Task goal — Filter the listing and keep only the lines with the word "icon".

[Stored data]

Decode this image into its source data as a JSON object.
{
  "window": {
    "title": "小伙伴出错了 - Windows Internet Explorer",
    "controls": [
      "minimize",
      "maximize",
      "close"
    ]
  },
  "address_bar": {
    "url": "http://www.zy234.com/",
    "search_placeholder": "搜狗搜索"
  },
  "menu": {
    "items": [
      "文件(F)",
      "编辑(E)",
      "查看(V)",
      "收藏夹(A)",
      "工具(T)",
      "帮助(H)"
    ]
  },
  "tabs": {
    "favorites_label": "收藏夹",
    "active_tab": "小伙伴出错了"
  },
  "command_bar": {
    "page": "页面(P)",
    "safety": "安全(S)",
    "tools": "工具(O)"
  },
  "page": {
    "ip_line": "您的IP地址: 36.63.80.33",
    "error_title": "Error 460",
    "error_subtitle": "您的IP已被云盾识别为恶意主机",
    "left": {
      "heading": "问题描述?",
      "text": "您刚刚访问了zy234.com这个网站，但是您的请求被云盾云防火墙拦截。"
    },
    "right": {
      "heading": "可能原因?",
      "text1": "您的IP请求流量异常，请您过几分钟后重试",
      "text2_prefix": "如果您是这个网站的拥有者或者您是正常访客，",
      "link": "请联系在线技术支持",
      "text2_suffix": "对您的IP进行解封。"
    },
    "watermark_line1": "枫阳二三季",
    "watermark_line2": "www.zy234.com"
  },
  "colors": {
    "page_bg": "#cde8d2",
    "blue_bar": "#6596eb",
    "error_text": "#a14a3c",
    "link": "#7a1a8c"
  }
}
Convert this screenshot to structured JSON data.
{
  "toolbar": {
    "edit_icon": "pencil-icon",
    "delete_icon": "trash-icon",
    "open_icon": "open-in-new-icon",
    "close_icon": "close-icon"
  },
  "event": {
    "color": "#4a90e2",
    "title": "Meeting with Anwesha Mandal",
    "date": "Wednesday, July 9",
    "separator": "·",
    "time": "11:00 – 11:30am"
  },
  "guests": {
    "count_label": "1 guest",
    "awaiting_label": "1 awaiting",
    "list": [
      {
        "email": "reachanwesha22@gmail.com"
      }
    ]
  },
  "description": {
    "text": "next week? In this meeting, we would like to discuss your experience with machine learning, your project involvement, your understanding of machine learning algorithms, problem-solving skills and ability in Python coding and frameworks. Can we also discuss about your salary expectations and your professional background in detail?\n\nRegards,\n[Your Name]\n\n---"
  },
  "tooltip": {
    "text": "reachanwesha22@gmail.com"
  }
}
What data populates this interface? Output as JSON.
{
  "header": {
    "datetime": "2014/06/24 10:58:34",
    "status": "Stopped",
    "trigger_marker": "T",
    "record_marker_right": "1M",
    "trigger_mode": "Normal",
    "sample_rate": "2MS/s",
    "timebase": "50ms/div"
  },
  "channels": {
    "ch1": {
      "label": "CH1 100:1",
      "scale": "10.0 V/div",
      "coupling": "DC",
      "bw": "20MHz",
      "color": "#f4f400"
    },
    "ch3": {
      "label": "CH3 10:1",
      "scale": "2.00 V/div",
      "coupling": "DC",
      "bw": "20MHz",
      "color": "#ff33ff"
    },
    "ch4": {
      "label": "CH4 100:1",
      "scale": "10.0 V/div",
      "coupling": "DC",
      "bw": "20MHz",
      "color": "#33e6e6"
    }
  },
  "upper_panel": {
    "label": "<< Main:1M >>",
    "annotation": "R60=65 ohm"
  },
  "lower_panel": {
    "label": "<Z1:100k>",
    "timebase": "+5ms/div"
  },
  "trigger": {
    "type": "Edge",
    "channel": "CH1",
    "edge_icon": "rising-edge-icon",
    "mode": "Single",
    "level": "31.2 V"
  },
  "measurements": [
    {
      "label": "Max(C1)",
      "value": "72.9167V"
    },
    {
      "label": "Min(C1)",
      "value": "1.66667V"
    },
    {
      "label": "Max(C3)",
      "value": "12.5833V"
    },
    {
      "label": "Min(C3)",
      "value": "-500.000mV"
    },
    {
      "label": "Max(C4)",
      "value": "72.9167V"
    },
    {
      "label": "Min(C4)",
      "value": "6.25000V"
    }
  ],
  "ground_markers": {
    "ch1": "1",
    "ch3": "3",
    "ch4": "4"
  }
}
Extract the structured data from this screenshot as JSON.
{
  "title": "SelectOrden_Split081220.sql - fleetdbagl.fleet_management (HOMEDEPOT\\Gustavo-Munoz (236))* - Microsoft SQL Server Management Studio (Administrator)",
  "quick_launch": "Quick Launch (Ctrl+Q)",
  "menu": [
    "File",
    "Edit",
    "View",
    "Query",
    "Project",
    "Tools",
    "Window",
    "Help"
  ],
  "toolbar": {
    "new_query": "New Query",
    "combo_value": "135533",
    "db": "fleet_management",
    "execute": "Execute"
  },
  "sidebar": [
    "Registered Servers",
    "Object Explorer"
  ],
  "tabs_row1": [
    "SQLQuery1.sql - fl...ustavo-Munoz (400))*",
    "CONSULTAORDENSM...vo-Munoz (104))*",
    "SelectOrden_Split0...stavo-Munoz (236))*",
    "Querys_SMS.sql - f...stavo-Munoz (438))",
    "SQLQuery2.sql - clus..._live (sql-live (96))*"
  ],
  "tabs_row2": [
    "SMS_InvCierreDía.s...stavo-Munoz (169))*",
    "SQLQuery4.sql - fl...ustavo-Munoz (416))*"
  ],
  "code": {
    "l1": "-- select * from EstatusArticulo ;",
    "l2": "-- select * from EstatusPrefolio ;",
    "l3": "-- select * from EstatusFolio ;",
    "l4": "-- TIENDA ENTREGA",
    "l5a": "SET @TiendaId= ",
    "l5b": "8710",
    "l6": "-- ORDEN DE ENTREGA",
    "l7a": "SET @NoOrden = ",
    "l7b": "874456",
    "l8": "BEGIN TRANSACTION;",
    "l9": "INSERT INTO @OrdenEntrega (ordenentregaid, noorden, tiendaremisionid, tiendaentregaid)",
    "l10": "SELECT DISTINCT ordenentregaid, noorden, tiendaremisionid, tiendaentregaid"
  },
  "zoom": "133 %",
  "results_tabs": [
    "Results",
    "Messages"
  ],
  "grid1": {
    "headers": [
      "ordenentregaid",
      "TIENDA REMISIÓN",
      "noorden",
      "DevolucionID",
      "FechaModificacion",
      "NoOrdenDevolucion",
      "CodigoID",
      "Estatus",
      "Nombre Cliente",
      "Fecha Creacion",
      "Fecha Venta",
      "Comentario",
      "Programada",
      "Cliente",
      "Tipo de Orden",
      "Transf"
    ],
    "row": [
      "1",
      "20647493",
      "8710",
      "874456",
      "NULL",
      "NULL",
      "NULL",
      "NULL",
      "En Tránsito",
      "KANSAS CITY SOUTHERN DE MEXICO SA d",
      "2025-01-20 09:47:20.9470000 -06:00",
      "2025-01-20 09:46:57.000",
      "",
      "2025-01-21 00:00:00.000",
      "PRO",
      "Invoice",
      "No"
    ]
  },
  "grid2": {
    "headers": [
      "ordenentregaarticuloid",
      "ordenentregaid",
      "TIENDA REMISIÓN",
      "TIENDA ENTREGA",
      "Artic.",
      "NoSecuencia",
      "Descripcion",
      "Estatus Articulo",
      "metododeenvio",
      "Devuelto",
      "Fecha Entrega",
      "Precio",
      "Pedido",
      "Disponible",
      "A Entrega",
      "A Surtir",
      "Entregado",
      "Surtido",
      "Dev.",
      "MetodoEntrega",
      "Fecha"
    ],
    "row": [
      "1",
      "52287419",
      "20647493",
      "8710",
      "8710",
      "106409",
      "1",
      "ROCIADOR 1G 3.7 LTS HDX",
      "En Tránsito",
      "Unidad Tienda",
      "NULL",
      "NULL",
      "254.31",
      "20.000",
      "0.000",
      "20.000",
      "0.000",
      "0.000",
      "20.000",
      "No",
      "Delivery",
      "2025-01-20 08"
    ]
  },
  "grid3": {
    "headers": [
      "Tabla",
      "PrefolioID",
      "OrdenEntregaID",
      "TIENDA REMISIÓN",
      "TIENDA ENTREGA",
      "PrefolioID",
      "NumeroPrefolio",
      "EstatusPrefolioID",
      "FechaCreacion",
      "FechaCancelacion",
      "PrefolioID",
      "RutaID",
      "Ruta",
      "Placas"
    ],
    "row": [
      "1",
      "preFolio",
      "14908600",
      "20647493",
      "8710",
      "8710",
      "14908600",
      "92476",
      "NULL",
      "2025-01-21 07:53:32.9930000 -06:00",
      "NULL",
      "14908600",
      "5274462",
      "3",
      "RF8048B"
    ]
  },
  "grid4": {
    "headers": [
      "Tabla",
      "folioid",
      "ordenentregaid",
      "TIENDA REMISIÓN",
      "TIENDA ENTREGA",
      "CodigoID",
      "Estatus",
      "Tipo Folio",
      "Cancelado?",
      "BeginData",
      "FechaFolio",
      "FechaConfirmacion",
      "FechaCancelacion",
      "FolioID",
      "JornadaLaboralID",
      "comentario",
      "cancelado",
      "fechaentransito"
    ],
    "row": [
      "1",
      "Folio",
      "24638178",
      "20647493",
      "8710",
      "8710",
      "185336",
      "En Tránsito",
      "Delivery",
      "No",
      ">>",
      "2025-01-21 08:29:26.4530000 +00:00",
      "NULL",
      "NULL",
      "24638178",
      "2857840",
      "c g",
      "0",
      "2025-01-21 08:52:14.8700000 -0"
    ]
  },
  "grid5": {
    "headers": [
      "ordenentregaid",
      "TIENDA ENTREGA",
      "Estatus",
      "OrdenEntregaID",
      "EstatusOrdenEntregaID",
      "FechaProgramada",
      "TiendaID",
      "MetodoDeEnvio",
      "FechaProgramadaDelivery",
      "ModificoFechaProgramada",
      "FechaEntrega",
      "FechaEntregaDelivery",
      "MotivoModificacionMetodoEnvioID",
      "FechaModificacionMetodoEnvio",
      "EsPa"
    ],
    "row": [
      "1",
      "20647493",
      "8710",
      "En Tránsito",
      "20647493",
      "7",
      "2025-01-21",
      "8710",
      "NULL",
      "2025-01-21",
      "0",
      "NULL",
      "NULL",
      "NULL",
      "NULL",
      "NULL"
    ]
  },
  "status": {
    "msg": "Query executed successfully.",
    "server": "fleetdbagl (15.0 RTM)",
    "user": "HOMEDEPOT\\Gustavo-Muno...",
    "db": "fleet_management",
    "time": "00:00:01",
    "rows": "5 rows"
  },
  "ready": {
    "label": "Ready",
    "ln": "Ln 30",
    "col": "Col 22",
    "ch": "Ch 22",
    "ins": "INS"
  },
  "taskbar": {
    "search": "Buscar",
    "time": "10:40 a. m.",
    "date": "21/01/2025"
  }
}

The result —
    "edit_icon": "pencil-icon",
    "delete_icon": "trash-icon",
    "open_icon": "open-in-new-icon",
    "close_icon": "close-icon"
    "edge_icon": "rising-edge-icon",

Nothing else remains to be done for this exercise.